_WRITTEN TASK_
Determine how many lines include the word "frac", then give that number and nothing more.

### DATA TO USE ###

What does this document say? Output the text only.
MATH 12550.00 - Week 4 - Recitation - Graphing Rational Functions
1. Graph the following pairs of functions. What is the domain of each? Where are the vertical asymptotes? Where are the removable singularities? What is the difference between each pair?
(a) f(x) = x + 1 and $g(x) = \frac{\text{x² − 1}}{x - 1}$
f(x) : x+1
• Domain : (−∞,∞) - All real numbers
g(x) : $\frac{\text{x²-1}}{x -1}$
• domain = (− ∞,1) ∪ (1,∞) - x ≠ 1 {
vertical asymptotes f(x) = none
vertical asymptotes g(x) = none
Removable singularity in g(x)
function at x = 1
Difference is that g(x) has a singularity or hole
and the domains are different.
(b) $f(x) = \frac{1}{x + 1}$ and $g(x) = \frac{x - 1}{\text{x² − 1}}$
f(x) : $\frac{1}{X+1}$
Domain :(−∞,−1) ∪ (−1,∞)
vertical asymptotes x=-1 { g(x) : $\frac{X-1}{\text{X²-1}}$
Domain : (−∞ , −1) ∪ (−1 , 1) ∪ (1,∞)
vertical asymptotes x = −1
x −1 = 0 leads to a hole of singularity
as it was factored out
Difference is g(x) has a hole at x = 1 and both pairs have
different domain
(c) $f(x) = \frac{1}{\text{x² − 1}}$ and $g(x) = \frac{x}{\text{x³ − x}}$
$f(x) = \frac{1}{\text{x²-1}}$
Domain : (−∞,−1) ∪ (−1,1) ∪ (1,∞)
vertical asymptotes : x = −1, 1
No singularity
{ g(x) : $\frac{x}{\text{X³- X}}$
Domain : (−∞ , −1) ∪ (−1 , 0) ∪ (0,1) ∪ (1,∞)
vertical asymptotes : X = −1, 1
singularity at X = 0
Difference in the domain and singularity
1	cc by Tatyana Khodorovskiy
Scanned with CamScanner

###

_RESULT OF THE TASK_
8